EXERCISE INPUT —

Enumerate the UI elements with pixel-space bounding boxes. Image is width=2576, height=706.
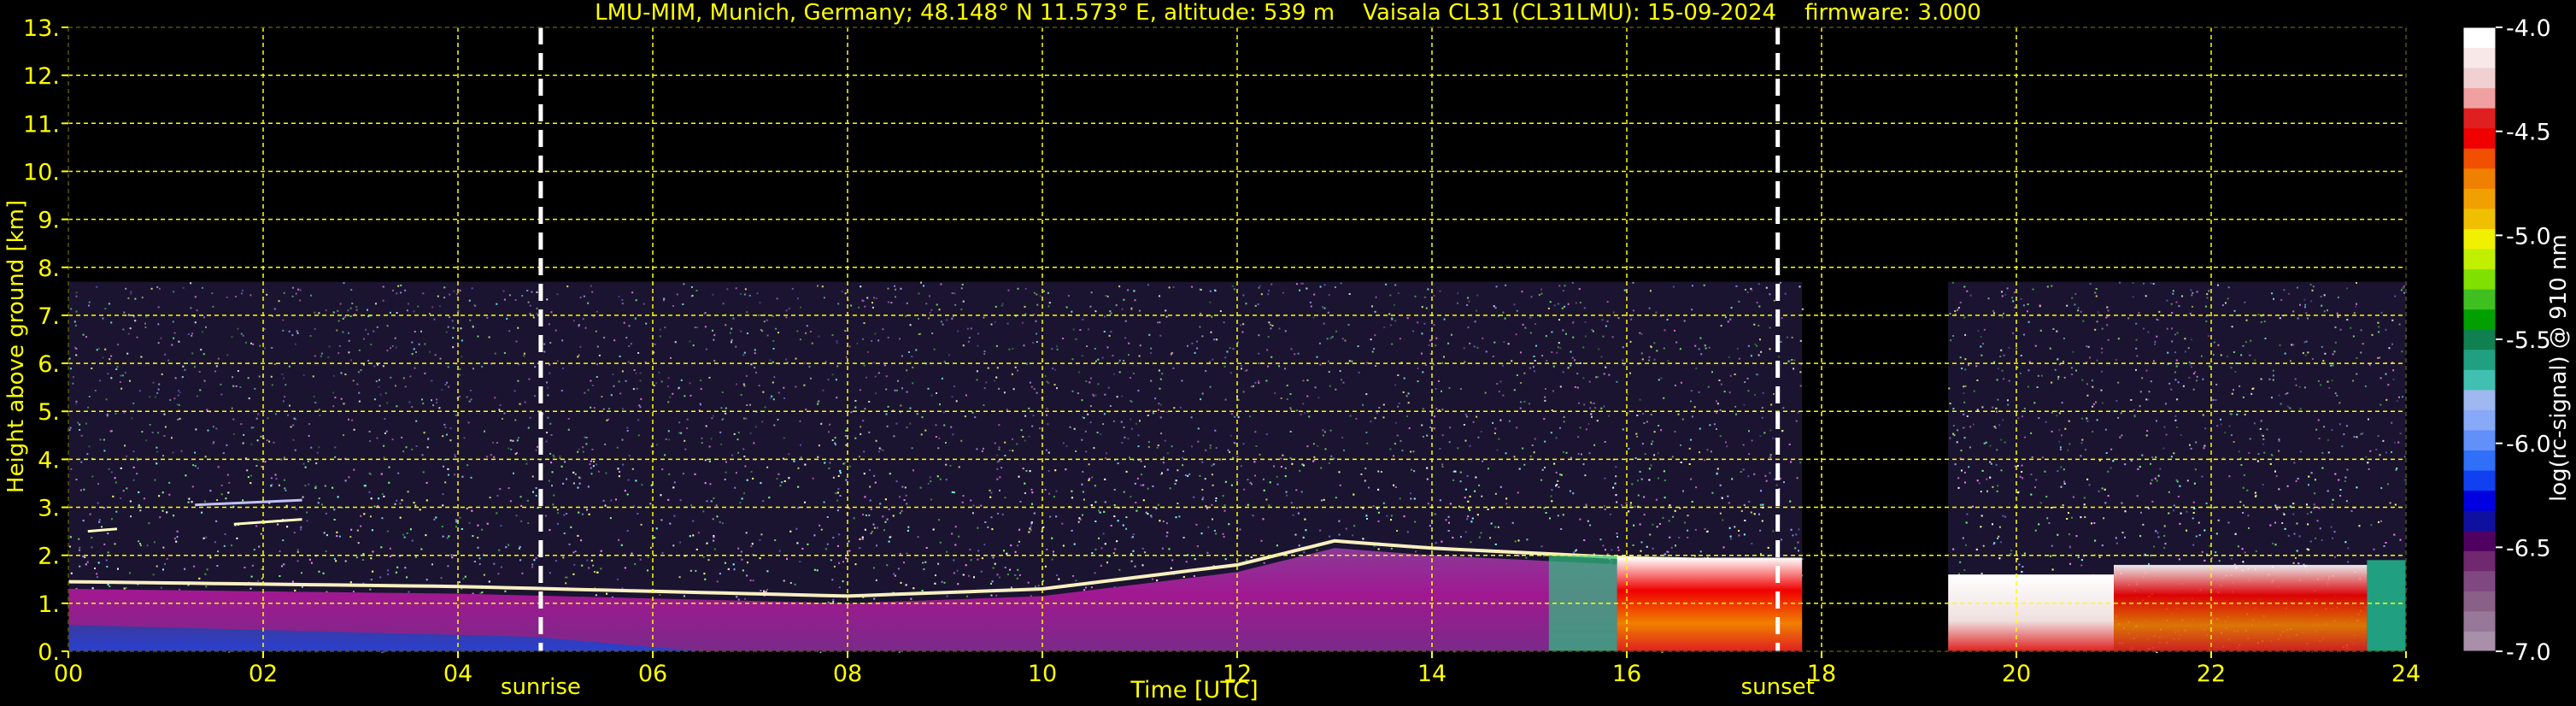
- colorbar-tick-label: -4.0: [2506, 15, 2551, 42]
- y-tick-label: 6.: [38, 351, 60, 378]
- colorbar-cell: [2463, 68, 2496, 89]
- x-tick-label: 06: [638, 661, 667, 687]
- colorbar-cell: [2463, 429, 2496, 451]
- colorbar-cell: [2463, 148, 2496, 169]
- y-tick-label: 2.: [38, 544, 60, 570]
- colorbar-cell: [2463, 389, 2496, 410]
- colorbar-cell: [2463, 188, 2496, 209]
- y-tick-label: 3.: [38, 496, 60, 522]
- colorbar-cell: [2463, 470, 2496, 491]
- y-tick-label: 11.: [23, 111, 60, 138]
- colorbar: -4.0 -4.5 -5.0 -5.5 -6.0 -6.5 -7.0: [2462, 15, 2551, 666]
- colorbar-cell: [2463, 168, 2496, 189]
- sunset-label: sunset: [1741, 674, 1815, 700]
- colorbar-tick-label: -5.5: [2506, 327, 2551, 354]
- y-tick-label: 7.: [38, 303, 60, 330]
- cloud-edge: [2367, 560, 2406, 651]
- colorbar-cell: [2463, 208, 2496, 229]
- colorbar-tick-label: -4.5: [2506, 120, 2551, 146]
- x-tick-label: 14: [1417, 661, 1446, 687]
- cloud-layer: [2114, 564, 2368, 651]
- x-tick-label: 20: [2002, 661, 2031, 687]
- colorbar-cell: [2463, 591, 2496, 612]
- y-tick-label: 10.: [23, 159, 60, 185]
- y-tick-label: 9.: [38, 208, 60, 234]
- colorbar-cell: [2463, 87, 2496, 109]
- x-tick-label: 04: [443, 661, 472, 687]
- colorbar-cell: [2463, 309, 2496, 330]
- colorbar-cell: [2463, 329, 2496, 350]
- cloud-layer: [1948, 574, 2114, 651]
- x-tick-label: 10: [1028, 661, 1057, 687]
- colorbar-cell: [2463, 530, 2496, 551]
- colorbar-cell: [2463, 349, 2496, 370]
- colorbar-cell: [2463, 108, 2496, 129]
- colorbar-cell: [2463, 510, 2496, 532]
- x-axis-label: Time [UTC]: [1130, 677, 1258, 703]
- y-tick-label: 4.: [38, 447, 60, 474]
- x-tick-label: 24: [2391, 661, 2421, 687]
- y-tick-label: 12.: [23, 63, 60, 90]
- colorbar-tick-label: -5.0: [2506, 223, 2551, 250]
- colorbar-cell: [2463, 228, 2496, 250]
- x-tick-label: 08: [833, 661, 862, 687]
- colorbar-cell: [2463, 47, 2496, 68]
- colorbar-cell: [2463, 610, 2496, 632]
- colorbar-cell: [2463, 27, 2496, 49]
- x-tick-label: 22: [2197, 661, 2226, 687]
- colorbar-cell: [2463, 409, 2496, 431]
- colorbar-tick-label: -6.5: [2506, 535, 2551, 562]
- x-tick-label: 18: [1807, 661, 1836, 687]
- colorbar-cell: [2463, 570, 2496, 591]
- colorbar-tick-label: -6.0: [2506, 432, 2551, 458]
- colorbar-cell: [2463, 127, 2496, 149]
- y-tick-label: 1.: [38, 591, 60, 618]
- colorbar-cell: [2463, 369, 2496, 391]
- colorbar-cell: [2463, 249, 2496, 270]
- colorbar-cell: [2463, 490, 2496, 511]
- colorbar-cell: [2463, 631, 2496, 652]
- y-tick-label: 13.: [23, 15, 60, 42]
- colorbar-cell: [2463, 450, 2496, 471]
- ceilometer-chart: sunrise sunset 00 02 04 06 08 10 12 14 16 18 20 22 24…: [23, 15, 2551, 703]
- x-tick-label: 16: [1612, 661, 1641, 687]
- y-tick-label: 8.: [38, 256, 60, 282]
- colorbar-cell: [2463, 268, 2496, 290]
- y-tick-label: 5.: [38, 399, 60, 426]
- colorbar-tick-label: -7.0: [2506, 639, 2551, 666]
- x-tick-label: 02: [249, 661, 278, 687]
- cloud-layer: [1617, 557, 1803, 651]
- sunrise-label: sunrise: [501, 674, 581, 700]
- colorbar-cell: [2463, 550, 2496, 572]
- y-tick-label: 0.: [38, 639, 60, 666]
- colorbar-cell: [2463, 289, 2496, 310]
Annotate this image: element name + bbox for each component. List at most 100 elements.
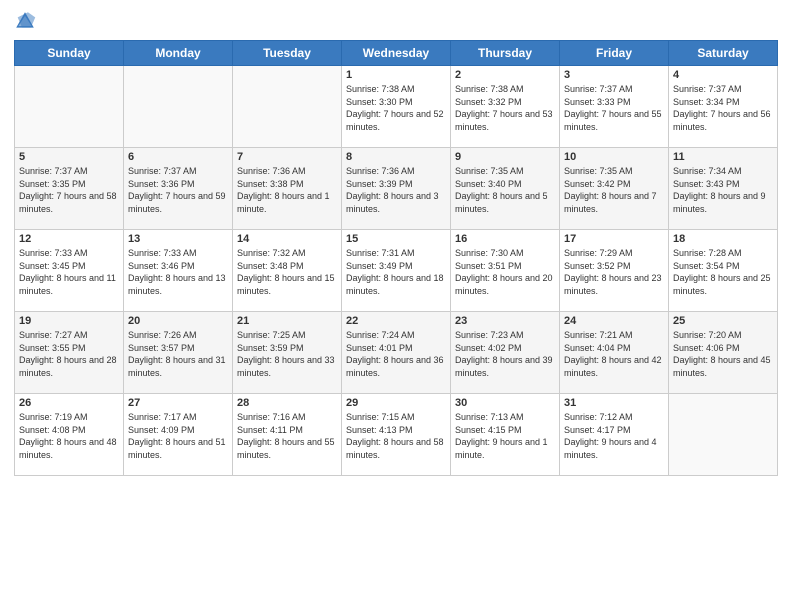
day-info: Sunrise: 7:28 AMSunset: 3:54 PMDaylight:…: [673, 247, 773, 297]
day-number: 22: [346, 315, 446, 327]
calendar-cell: 20Sunrise: 7:26 AMSunset: 3:57 PMDayligh…: [124, 312, 233, 394]
day-number: 27: [128, 397, 228, 409]
day-info: Sunrise: 7:37 AMSunset: 3:33 PMDaylight:…: [564, 83, 664, 133]
day-number: 7: [237, 151, 337, 163]
calendar-cell: 12 Sunrise: 7:33 AMSunset: 3:45 PMDayligh…: [15, 230, 124, 312]
calendar-cell: 6 Sunrise: 7:37 AMSunset: 3:36 PMDaylight…: [124, 148, 233, 230]
day-number: 18: [673, 233, 773, 245]
calendar-week-row: 12 Sunrise: 7:33 AMSunset: 3:45 PMDayligh…: [15, 230, 778, 312]
calendar-cell: [124, 66, 233, 148]
day-info: Sunrise: 7:19 AMSunset: 4:08 PMDaylight:…: [19, 411, 119, 461]
day-number: 31: [564, 397, 664, 409]
day-number: 11: [673, 151, 773, 163]
day-info: Sunrise: 7:12 AMSunset: 4:17 PMDaylight:…: [564, 411, 664, 461]
calendar-cell: 29 Sunrise: 7:15 AMSunset: 4:13 PMDayligh…: [342, 394, 451, 476]
page: SundayMondayTuesdayWednesdayThursdayFrid…: [0, 0, 792, 612]
calendar-cell: [15, 66, 124, 148]
day-info: Sunrise: 7:23 AMSunset: 4:02 PMDaylight:…: [455, 329, 555, 379]
weekday-header-row: SundayMondayTuesdayWednesdayThursdayFrid…: [15, 41, 778, 66]
calendar-table: SundayMondayTuesdayWednesdayThursdayFrid…: [14, 40, 778, 476]
day-info: Sunrise: 7:37 AMSunset: 3:36 PMDaylight:…: [128, 165, 228, 215]
calendar-cell: 16Sunrise: 7:30 AMSunset: 3:51 PMDayligh…: [451, 230, 560, 312]
day-number: 17: [564, 233, 664, 245]
day-number: 28: [237, 397, 337, 409]
day-info: Sunrise: 7:29 AMSunset: 3:52 PMDaylight:…: [564, 247, 664, 297]
day-number: 5: [19, 151, 119, 163]
day-info: Sunrise: 7:16 AMSunset: 4:11 PMDaylight:…: [237, 411, 337, 461]
calendar-cell: 14Sunrise: 7:32 AMSunset: 3:48 PMDayligh…: [233, 230, 342, 312]
calendar-cell: 1 Sunrise: 7:38 AMSunset: 3:30 PMDaylight…: [342, 66, 451, 148]
day-number: 15: [346, 233, 446, 245]
logo: [14, 10, 40, 32]
calendar-cell: 2 Sunrise: 7:38 AMSunset: 3:32 PMDaylight…: [451, 66, 560, 148]
calendar-cell: 10 Sunrise: 7:35 AMSunset: 3:42 PMDayligh…: [560, 148, 669, 230]
day-number: 9: [455, 151, 555, 163]
calendar-cell: [233, 66, 342, 148]
day-info: Sunrise: 7:38 AMSunset: 3:32 PMDaylight:…: [455, 83, 555, 133]
day-info: Sunrise: 7:25 AMSunset: 3:59 PMDaylight:…: [237, 329, 337, 379]
calendar-cell: 4 Sunrise: 7:37 AMSunset: 3:34 PMDaylight…: [669, 66, 778, 148]
weekday-header: Saturday: [669, 41, 778, 66]
calendar-cell: 25Sunrise: 7:20 AMSunset: 4:06 PMDayligh…: [669, 312, 778, 394]
day-info: Sunrise: 7:17 AMSunset: 4:09 PMDaylight:…: [128, 411, 228, 461]
day-info: Sunrise: 7:15 AMSunset: 4:13 PMDaylight:…: [346, 411, 446, 461]
day-info: Sunrise: 7:35 AMSunset: 3:42 PMDaylight:…: [564, 165, 664, 215]
weekday-header: Monday: [124, 41, 233, 66]
calendar-week-row: 19 Sunrise: 7:27 AMSunset: 3:55 PMDayligh…: [15, 312, 778, 394]
calendar-cell: 11Sunrise: 7:34 AMSunset: 3:43 PMDayligh…: [669, 148, 778, 230]
day-number: 6: [128, 151, 228, 163]
day-number: 20: [128, 315, 228, 327]
day-number: 3: [564, 69, 664, 81]
day-number: 2: [455, 69, 555, 81]
day-number: 10: [564, 151, 664, 163]
calendar-cell: 26 Sunrise: 7:19 AMSunset: 4:08 PMDayligh…: [15, 394, 124, 476]
calendar-cell: 15 Sunrise: 7:31 AMSunset: 3:49 PMDayligh…: [342, 230, 451, 312]
calendar-cell: 13 Sunrise: 7:33 AMSunset: 3:46 PMDayligh…: [124, 230, 233, 312]
day-number: 8: [346, 151, 446, 163]
calendar-cell: 17 Sunrise: 7:29 AMSunset: 3:52 PMDayligh…: [560, 230, 669, 312]
day-number: 12: [19, 233, 119, 245]
weekday-header: Friday: [560, 41, 669, 66]
day-number: 19: [19, 315, 119, 327]
day-number: 23: [455, 315, 555, 327]
weekday-header: Thursday: [451, 41, 560, 66]
day-info: Sunrise: 7:24 AMSunset: 4:01 PMDaylight:…: [346, 329, 446, 379]
day-number: 16: [455, 233, 555, 245]
day-info: Sunrise: 7:33 AMSunset: 3:46 PMDaylight:…: [128, 247, 228, 297]
day-info: Sunrise: 7:38 AMSunset: 3:30 PMDaylight:…: [346, 83, 446, 133]
weekday-header: Wednesday: [342, 41, 451, 66]
calendar-cell: 21 Sunrise: 7:25 AMSunset: 3:59 PMDayligh…: [233, 312, 342, 394]
header: [14, 10, 778, 32]
day-number: 30: [455, 397, 555, 409]
day-info: Sunrise: 7:36 AMSunset: 3:38 PMDaylight:…: [237, 165, 337, 215]
calendar-cell: 22 Sunrise: 7:24 AMSunset: 4:01 PMDayligh…: [342, 312, 451, 394]
day-number: 26: [19, 397, 119, 409]
day-info: Sunrise: 7:35 AMSunset: 3:40 PMDaylight:…: [455, 165, 555, 215]
calendar-cell: 9 Sunrise: 7:35 AMSunset: 3:40 PMDaylight…: [451, 148, 560, 230]
calendar-cell: 30 Sunrise: 7:13 AMSunset: 4:15 PMDayligh…: [451, 394, 560, 476]
calendar-cell: 8 Sunrise: 7:36 AMSunset: 3:39 PMDaylight…: [342, 148, 451, 230]
day-number: 24: [564, 315, 664, 327]
day-number: 14: [237, 233, 337, 245]
day-info: Sunrise: 7:20 AMSunset: 4:06 PMDaylight:…: [673, 329, 773, 379]
day-info: Sunrise: 7:36 AMSunset: 3:39 PMDaylight:…: [346, 165, 446, 215]
calendar-cell: [669, 394, 778, 476]
calendar-cell: 18 Sunrise: 7:28 AMSunset: 3:54 PMDayligh…: [669, 230, 778, 312]
day-number: 13: [128, 233, 228, 245]
day-info: Sunrise: 7:37 AMSunset: 3:35 PMDaylight:…: [19, 165, 119, 215]
day-info: Sunrise: 7:33 AMSunset: 3:45 PMDaylight:…: [19, 247, 119, 297]
calendar-cell: 19 Sunrise: 7:27 AMSunset: 3:55 PMDayligh…: [15, 312, 124, 394]
calendar-cell: 24 Sunrise: 7:21 AMSunset: 4:04 PMDayligh…: [560, 312, 669, 394]
calendar-week-row: 5 Sunrise: 7:37 AMSunset: 3:35 PMDaylight…: [15, 148, 778, 230]
day-info: Sunrise: 7:13 AMSunset: 4:15 PMDaylight:…: [455, 411, 555, 461]
day-info: Sunrise: 7:21 AMSunset: 4:04 PMDaylight:…: [564, 329, 664, 379]
day-info: Sunrise: 7:27 AMSunset: 3:55 PMDaylight:…: [19, 329, 119, 379]
day-number: 4: [673, 69, 773, 81]
day-info: Sunrise: 7:31 AMSunset: 3:49 PMDaylight:…: [346, 247, 446, 297]
day-number: 1: [346, 69, 446, 81]
day-info: Sunrise: 7:37 AMSunset: 3:34 PMDaylight:…: [673, 83, 773, 133]
weekday-header: Sunday: [15, 41, 124, 66]
day-number: 29: [346, 397, 446, 409]
calendar-cell: 23 Sunrise: 7:23 AMSunset: 4:02 PMDayligh…: [451, 312, 560, 394]
day-number: 21: [237, 315, 337, 327]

THE REQUEST — Convert the stretch of the listing from the line containing "- colorbar-tick-label: -4.0: [2506, 15, 2551, 42]" through the line containing "- y-tick-label: 9.: [38, 208, 60, 234]" into a Markdown table with two columns, Row and Entry. Put each line's number in Row and the line itself in Entry, and leave out any blank lines.

TASK OUTPUT —
| Row | Entry |
|---|---|
| 1 | - colorbar-tick-label: -4.0: [2506, 15, 2551, 42] |
| 2 | - y-tick-label: 6.: [38, 351, 60, 378] |
| 3 | - colorbar-cell: [2463, 68, 2496, 89] |
| 4 | - x-tick-label: 06: [638, 661, 667, 687] |
| 5 | - colorbar-cell: [2463, 429, 2496, 451] |
| 6 | - colorbar-cell: [2463, 148, 2496, 169] |
| 7 | - y-tick-label: 2.: [38, 544, 60, 570] |
| 8 | - colorbar-cell: [2463, 389, 2496, 410] |
| 9 | - colorbar-cell: [2463, 188, 2496, 209] |
| 10 | - y-tick-label: 3.: [38, 496, 60, 522] |
| 11 | - colorbar-cell: [2463, 470, 2496, 491] |
| 12 | - y-tick-label: 11.: [23, 111, 60, 138] |
| 13 | - colorbar: -4.0 -4.5 -5.0 -5.5 -6.0 -6.5 -7.0: [2462, 15, 2551, 666] |
| 14 | - colorbar-cell: [2463, 168, 2496, 189] |
| 15 | - sunset-label: sunset: [1741, 674, 1815, 700] |
| 16 | - colorbar-tick-label: -5.5: [2506, 327, 2551, 354] |
| 17 | - y-tick-label: 7.: [38, 303, 60, 330] |
| 18 | - cloud-edge: [2367, 560, 2406, 651] |
| 19 | - colorbar-cell: [2463, 208, 2496, 229] |
| 20 | - colorbar-tick-label: -4.5: [2506, 120, 2551, 146] |
| 21 | - x-tick-label: 14: [1417, 661, 1446, 687] |
| 22 | - cloud-layer: [2114, 564, 2368, 651] |
| 23 | - x-tick-label: 20: [2002, 661, 2031, 687] |
| 24 | - colorbar-cell: [2463, 591, 2496, 612] |
| 25 | - y-tick-label: 10.: [23, 159, 60, 185] |
| 26 | - y-tick-label: 9.: [38, 208, 60, 234] |